======== Bloc de texte

« C'est l'effet papillon,
petite cause, grande conséquence,
pourtant jolie comme expression,
petite chose, dégât immense.
Le papillon s'envole,
le papillon s'envole,
Tout bat de l'aile ! »
Ce refrain de Bénabar s'incruste dans ma tête.
le papillon a produit son effet, malgré sa courte vie. Deux ou trois jours dans la nature, autant pour déguster cette lecture. Son existence est éphémère, son passage a laissé un « effet mer »veilleux.
Premier roman de l'écrivain estonien
Andrus Kivirähk, ce petit livre est d'une fraîcheur printanière. Aux confins de l'histoire et de l'imaginaire, il nous raconte que la vie est trop brève pour ne pas profiter de tous les instants.
Désirant au départ relater le théâtre de son pays, l'auteur s'est laissé emporter par son imagination. Il en ressort un texte qui mélange le destin de ce pays balte et celui d'une troupe de comédiens.
Situé entre les deux guerres mondiales, à une période où l'Estonie a pu s'affranchir du joug des oppresseurs, ce conte allégorique nous entraîne dans un monde bouleversé à la recherche de la liberté.
Hors du temps et du réel, il bouscule les codes établis en mélangeant les époques, en introduisant des éléments féeriques et merveilleux.
Opposition entre réel et imaginaire, entre vérité et mensonge, c'est une pièce de théâtre qui n'a pas lieu que sur la scène. Kivirähk nous emporte avec lui dans son délire imaginatif, avec des personnages réels ou fictifs qui expriment toute la problématique du thème récurrent, la dualité entre la vie et la mort.

================

Tâche à réaliser |
Répondez aux questions suivantes d'après le texte sur le roman d'Andrus Kivirähk.
(a) De qui est le refrain cité au début du texte ?
(b) De quelle nationalité est l'écrivain Andrus Kivirähk ?
(c) À quelle époque le récit est-il situé ?

======== Données fournies

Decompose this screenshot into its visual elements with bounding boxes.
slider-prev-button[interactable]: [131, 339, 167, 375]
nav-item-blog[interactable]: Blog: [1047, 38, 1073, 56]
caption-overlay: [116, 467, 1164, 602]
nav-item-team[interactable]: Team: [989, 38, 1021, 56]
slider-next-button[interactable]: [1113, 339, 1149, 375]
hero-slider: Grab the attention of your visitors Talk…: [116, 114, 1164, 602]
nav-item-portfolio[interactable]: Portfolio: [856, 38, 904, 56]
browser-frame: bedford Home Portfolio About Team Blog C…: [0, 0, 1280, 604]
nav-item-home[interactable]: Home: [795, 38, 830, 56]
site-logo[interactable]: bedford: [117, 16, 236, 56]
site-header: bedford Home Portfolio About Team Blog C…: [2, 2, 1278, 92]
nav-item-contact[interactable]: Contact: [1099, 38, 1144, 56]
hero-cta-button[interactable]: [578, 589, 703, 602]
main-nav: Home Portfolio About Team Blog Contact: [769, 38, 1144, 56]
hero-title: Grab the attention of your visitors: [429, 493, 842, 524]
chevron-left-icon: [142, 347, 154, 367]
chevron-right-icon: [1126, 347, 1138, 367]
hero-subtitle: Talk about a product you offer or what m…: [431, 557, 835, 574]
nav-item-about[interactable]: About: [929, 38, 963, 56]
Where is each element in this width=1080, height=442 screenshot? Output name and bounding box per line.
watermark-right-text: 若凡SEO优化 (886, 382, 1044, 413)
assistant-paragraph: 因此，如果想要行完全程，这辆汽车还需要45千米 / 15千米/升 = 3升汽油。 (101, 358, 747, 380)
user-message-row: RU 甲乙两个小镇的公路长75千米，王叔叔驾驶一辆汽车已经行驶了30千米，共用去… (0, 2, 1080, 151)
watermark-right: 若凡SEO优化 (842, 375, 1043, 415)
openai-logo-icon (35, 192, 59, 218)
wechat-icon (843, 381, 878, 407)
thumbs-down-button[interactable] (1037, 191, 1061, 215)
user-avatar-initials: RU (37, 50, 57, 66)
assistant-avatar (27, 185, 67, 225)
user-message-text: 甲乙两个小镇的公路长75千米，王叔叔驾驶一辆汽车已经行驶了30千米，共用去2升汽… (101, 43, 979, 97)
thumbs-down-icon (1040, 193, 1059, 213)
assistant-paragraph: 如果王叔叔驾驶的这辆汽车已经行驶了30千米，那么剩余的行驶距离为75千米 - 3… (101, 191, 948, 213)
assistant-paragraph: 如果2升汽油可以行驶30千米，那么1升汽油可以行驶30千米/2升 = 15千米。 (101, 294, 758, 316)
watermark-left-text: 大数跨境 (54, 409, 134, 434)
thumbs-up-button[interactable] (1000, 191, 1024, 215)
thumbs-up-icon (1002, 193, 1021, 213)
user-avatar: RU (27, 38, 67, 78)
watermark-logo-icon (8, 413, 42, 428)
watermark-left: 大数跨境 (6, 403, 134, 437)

================

Réponse |
(a) Le refrain est de Bénabar.
(b) Andrus Kivirähk est estonien.
(c) Le récit se situe entre les deux guerres mondiales.